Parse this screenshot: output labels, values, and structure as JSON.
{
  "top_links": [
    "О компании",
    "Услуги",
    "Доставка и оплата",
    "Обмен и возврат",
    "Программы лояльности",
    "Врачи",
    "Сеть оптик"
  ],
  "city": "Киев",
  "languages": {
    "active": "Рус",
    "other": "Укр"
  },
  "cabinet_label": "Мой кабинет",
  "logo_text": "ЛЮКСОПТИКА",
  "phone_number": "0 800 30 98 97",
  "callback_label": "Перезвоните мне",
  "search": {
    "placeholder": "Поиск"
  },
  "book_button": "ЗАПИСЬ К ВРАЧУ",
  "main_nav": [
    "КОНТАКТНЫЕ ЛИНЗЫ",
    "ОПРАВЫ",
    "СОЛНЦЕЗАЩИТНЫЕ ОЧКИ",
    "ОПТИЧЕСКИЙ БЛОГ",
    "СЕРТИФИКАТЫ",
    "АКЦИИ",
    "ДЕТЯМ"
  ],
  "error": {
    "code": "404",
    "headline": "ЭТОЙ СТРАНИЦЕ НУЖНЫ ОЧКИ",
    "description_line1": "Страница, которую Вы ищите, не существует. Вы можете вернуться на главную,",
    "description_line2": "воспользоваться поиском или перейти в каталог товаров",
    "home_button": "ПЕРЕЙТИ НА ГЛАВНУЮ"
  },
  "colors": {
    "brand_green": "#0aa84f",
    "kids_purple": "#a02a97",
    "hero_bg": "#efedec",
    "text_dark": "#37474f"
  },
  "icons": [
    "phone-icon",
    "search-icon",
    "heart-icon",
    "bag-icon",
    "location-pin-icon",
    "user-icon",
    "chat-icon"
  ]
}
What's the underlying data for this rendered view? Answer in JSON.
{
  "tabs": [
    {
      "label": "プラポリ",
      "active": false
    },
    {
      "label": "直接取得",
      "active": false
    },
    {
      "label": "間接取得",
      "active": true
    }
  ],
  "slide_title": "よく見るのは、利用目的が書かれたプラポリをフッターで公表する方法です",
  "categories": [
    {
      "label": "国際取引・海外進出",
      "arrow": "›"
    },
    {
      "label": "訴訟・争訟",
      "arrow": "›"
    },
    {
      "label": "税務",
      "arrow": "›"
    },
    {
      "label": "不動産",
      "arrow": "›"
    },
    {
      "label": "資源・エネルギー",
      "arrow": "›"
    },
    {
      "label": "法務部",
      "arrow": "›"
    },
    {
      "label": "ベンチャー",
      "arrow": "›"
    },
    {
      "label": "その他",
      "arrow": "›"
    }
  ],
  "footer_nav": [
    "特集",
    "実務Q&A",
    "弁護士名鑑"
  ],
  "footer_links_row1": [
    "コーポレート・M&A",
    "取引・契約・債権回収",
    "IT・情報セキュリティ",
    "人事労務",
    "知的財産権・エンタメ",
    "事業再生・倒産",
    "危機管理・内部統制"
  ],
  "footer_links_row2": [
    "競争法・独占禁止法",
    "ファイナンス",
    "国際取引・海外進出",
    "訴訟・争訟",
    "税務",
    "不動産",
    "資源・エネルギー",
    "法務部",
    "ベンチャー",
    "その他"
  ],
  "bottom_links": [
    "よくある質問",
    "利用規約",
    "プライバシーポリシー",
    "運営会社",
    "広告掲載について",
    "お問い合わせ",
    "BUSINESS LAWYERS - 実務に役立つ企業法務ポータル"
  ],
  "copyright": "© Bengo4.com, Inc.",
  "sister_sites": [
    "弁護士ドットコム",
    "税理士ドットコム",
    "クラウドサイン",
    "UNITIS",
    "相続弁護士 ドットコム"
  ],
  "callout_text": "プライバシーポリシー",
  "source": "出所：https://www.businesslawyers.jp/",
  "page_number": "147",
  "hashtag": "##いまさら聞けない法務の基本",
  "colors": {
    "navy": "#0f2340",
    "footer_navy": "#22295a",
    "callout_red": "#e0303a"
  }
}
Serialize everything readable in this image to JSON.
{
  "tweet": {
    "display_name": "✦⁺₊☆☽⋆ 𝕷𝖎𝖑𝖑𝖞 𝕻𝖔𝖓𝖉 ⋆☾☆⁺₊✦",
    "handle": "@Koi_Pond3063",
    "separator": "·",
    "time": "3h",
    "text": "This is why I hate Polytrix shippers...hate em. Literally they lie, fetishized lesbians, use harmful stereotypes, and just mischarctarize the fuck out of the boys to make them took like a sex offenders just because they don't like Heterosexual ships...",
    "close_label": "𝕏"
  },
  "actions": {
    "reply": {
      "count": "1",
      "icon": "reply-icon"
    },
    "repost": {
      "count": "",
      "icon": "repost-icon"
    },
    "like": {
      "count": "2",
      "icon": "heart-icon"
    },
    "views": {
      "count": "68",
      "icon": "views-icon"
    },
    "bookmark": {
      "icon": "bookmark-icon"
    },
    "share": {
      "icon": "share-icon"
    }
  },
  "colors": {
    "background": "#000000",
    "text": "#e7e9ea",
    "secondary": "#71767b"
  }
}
____________
Filter the records above and return every line that holds the word "ОЧКИ".

THE ANSWER =>
    "СОЛНЦЕЗАЩИТНЫЕ ОЧКИ",
    "headline": "ЭТОЙ СТРАНИЦЕ НУЖНЫ ОЧКИ",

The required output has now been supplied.